• Supplied records
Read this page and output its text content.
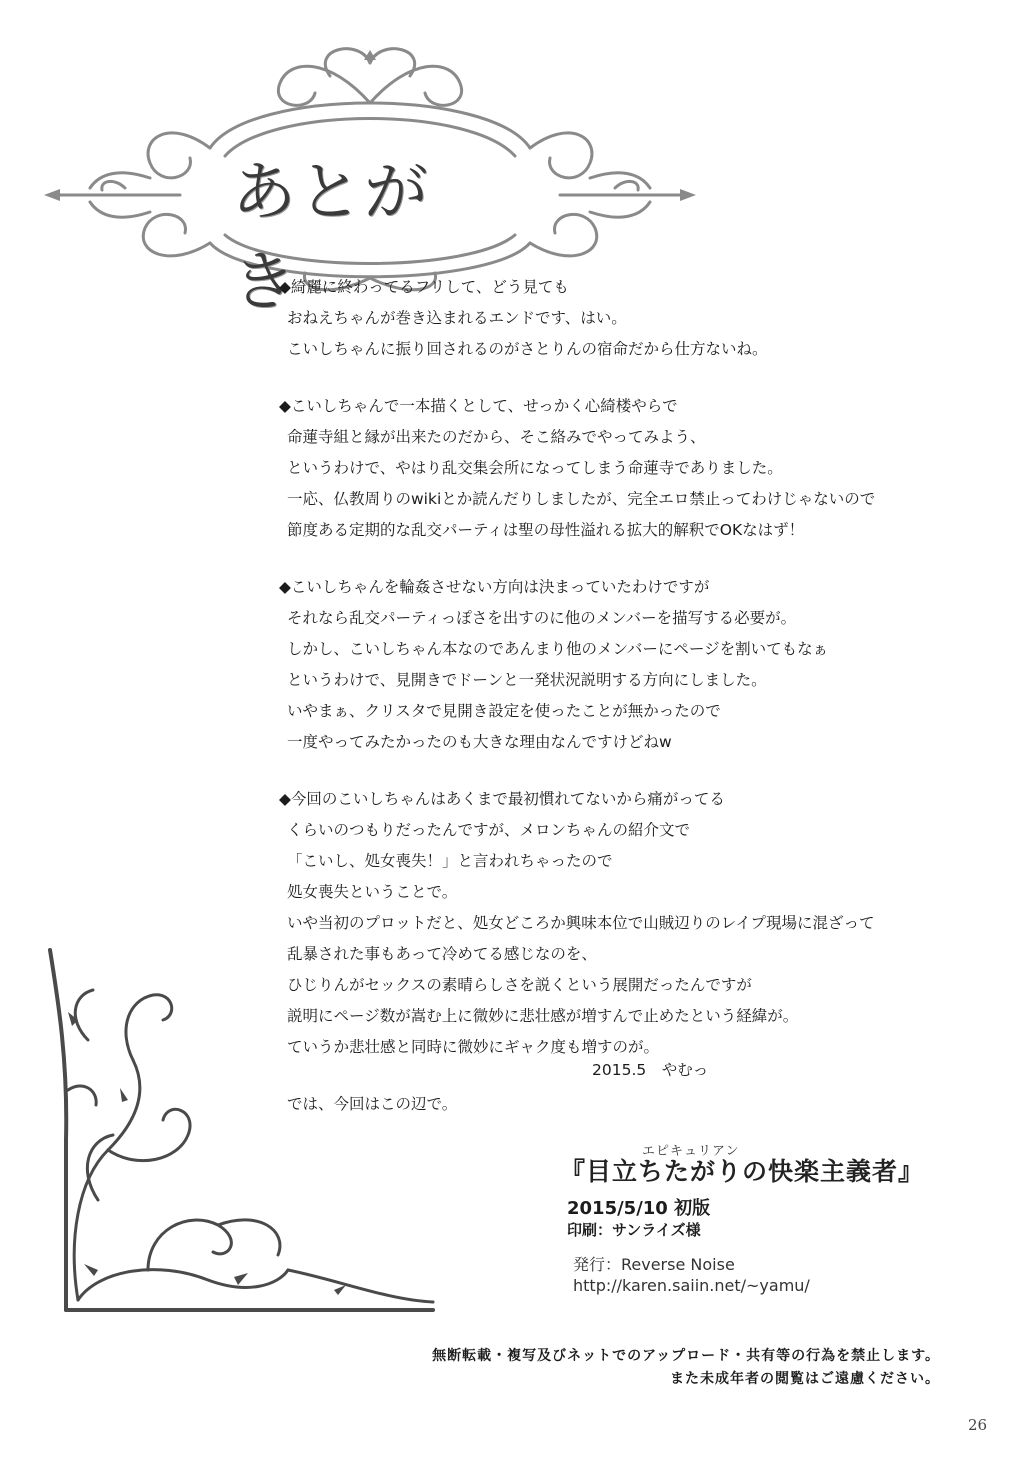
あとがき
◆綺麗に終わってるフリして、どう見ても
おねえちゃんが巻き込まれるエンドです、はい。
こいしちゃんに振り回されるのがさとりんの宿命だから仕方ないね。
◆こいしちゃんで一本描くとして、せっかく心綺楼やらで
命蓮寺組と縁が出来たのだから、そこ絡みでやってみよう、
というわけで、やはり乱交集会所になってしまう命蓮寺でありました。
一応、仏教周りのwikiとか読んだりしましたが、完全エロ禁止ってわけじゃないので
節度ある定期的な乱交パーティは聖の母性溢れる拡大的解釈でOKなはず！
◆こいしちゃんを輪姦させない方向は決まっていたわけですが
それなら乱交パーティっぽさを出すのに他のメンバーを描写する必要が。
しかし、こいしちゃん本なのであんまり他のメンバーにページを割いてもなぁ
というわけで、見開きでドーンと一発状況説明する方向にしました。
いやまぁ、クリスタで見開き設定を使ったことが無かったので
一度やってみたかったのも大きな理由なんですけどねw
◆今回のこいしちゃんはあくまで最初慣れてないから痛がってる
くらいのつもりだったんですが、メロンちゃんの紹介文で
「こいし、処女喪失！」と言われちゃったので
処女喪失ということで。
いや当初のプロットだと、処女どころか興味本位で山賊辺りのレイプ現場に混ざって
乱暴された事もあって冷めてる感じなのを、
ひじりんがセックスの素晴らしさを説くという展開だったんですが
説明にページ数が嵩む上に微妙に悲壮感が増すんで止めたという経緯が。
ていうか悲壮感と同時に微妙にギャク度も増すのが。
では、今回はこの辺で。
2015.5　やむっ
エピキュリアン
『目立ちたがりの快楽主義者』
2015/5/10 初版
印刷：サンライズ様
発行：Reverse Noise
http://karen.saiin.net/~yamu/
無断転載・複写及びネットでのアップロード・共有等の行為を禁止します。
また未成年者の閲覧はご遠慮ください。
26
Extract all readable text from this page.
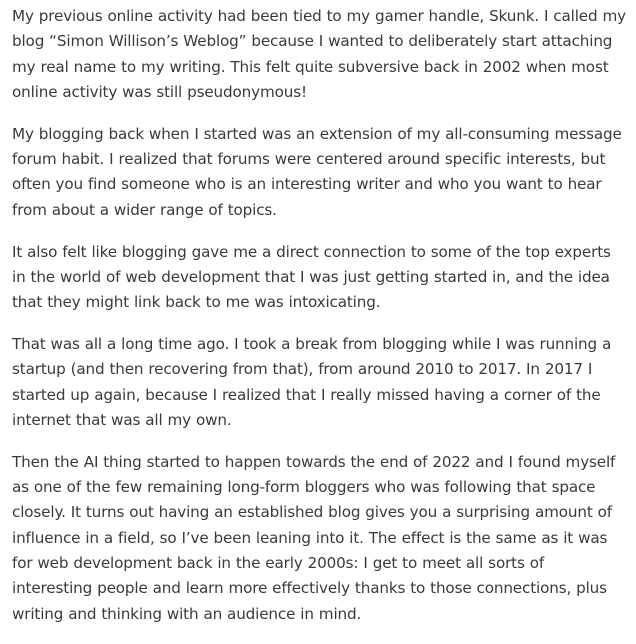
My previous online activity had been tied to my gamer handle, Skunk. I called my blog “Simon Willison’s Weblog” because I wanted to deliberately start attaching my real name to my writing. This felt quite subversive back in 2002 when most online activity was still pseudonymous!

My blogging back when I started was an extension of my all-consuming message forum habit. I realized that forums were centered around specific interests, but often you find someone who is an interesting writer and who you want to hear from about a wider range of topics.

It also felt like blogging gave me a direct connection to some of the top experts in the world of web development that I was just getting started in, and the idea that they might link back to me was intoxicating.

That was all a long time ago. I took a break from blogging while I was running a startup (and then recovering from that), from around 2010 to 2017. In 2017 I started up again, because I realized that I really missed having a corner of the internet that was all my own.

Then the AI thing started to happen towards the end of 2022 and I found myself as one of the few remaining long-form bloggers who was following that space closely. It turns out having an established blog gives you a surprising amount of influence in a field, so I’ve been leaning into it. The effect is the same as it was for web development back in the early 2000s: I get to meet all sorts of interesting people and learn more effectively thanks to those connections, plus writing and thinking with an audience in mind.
==
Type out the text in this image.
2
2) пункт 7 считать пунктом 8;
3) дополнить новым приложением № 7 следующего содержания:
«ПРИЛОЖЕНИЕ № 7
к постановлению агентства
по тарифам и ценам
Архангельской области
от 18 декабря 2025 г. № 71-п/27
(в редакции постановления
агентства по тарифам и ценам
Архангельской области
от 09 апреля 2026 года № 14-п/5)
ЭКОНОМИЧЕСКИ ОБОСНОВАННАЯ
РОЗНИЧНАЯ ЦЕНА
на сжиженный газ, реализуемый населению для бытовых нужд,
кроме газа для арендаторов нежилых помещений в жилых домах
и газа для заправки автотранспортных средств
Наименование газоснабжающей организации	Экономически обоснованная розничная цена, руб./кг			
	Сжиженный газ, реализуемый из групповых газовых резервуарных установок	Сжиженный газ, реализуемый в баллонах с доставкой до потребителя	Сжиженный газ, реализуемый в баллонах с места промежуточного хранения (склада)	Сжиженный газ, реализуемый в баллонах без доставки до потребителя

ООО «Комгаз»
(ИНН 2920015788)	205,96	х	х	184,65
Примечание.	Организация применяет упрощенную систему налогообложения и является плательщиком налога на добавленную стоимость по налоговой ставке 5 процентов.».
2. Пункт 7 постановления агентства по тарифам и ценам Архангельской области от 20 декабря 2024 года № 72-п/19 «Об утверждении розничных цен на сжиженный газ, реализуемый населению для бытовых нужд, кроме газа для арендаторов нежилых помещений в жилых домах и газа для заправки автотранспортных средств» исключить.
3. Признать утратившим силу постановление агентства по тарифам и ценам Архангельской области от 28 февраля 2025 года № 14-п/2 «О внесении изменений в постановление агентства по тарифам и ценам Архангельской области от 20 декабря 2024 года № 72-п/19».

• The problem
Gather up the lines containing the word "felt" from these records and copy them.

• Output of the task
My previous online activity had been tied to my gamer handle, Skunk. I called my blog “Simon Willison’s Weblog” because I wanted to deliberately start attaching my real name to my writing. This felt quite subversive back in 2002 when most online activity was still pseudonymous!
It also felt like blogging gave me a direct connection to some of the top experts in the world of web development that I was just getting started in, and the idea that they might link back to me was intoxicating.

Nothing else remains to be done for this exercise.